WRITTEN PROBLEM A:
In the speed comparison of implementation schemes, what normalized timing is given for CLOS?

Speed of various implementation schemes...
Summary: Using basic STRUCT and direct function calls provides the fastest performing encapsulation of state and behavior. Significantly faster than CLOS, hugely faster than DLAMBDA, and even faster than using vectored function dispatch through a jump vector (!!).
Normalized Timings (2 sig figs, median of 3 meas):
STRUCT 1.0
Jump Vector 1.4
JV Dispatch 2.5
CLOS 5.0
DLAMBDA 33
———————
But just for curiosity, I wanted to see what the performance overhead on DLAMBDA is. And once I saw that, compared to CLOS, I began looking for what is the fastest possible implementation (apart from coding in Assembly language…). Let’s keep this all in Lisp.
As a simple test, I needed a fast list constructor that could keep items in LIFO order, and provide a fast O(1) append of each additional item as they become available. I initially set this up using internal LABEL functions, and it worked very well. And it also turned out to be useful in several other places. So I decided to package it up for myself and keep the implementation in one place, instead of replicating it all over the place — the usual reason for packaging up state and behavior into objects.

PROVIDED MATERIAL:
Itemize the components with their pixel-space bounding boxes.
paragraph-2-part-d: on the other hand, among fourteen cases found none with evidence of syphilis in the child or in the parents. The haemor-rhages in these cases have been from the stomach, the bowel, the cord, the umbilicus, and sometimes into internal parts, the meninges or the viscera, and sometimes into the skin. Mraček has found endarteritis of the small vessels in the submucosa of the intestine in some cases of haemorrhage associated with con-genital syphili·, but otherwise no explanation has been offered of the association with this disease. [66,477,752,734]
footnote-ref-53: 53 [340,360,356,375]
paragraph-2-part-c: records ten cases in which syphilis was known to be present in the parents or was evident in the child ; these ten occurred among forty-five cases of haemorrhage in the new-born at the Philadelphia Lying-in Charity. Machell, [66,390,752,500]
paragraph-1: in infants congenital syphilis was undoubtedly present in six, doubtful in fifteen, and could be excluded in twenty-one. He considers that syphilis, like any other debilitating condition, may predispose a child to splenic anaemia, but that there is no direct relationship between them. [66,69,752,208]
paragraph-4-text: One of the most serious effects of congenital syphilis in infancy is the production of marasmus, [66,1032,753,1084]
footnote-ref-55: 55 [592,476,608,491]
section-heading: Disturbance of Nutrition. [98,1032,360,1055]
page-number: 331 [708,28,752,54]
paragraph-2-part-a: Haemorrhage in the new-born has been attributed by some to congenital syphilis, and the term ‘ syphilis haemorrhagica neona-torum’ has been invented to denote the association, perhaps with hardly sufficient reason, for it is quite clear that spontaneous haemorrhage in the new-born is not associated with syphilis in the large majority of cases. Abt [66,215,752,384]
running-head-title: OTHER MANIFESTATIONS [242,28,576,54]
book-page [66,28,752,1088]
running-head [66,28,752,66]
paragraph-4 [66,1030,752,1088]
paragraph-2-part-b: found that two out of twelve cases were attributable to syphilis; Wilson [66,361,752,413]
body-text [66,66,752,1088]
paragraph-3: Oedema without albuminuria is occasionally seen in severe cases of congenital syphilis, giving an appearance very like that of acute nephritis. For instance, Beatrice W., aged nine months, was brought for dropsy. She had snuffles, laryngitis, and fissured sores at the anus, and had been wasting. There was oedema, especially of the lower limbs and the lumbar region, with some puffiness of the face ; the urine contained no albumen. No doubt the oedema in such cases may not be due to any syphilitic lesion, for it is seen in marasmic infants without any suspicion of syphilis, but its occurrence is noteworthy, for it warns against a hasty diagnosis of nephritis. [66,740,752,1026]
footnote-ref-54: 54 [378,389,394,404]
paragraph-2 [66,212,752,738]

WRITTEN PROBLEM B:
Reproduce the records from their first line through the line that contains "paragraph-4 [66,1030,752,1088]", swapping "bounding boxes" for "coordinates" and leaving everything else unchanged.

FULL OUTPUT A:
5.0

FULL OUTPUT B:
Itemize the components with their pixel-space coordinates.
paragraph-2-part-d: on the other hand, among fourteen cases found none with evidence of syphilis in the child or in the parents. The haemor-rhages in these cases have been from the stomach, the bowel, the cord, the umbilicus, and sometimes into internal parts, the meninges or the viscera, and sometimes into the skin. Mraček has found endarteritis of the small vessels in the submucosa of the intestine in some cases of haemorrhage associated with con-genital syphili·, but otherwise no explanation has been offered of the association with this disease. [66,477,752,734]
footnote-ref-53: 53 [340,360,356,375]
paragraph-2-part-c: records ten cases in which syphilis was known to be present in the parents or was evident in the child ; these ten occurred among forty-five cases of haemorrhage in the new-born at the Philadelphia Lying-in Charity. Machell, [66,390,752,500]
paragraph-1: in infants congenital syphilis was undoubtedly present in six, doubtful in fifteen, and could be excluded in twenty-one. He considers that syphilis, like any other debilitating condition, may predispose a child to splenic anaemia, but that there is no direct relationship between them. [66,69,752,208]
paragraph-4-text: One of the most serious effects of congenital syphilis in infancy is the production of marasmus, [66,1032,753,1084]
footnote-ref-55: 55 [592,476,608,491]
section-heading: Disturbance of Nutrition. [98,1032,360,1055]
page-number: 331 [708,28,752,54]
paragraph-2-part-a: Haemorrhage in the new-born has been attributed by some to congenital syphilis, and the term ‘ syphilis haemorrhagica neona-torum’ has been invented to denote the association, perhaps with hardly sufficient reason, for it is quite clear that spontaneous haemorrhage in the new-born is not associated with syphilis in the large majority of cases. Abt [66,215,752,384]
running-head-title: OTHER MANIFESTATIONS [242,28,576,54]
book-page [66,28,752,1088]
running-head [66,28,752,66]
paragraph-4 [66,1030,752,1088]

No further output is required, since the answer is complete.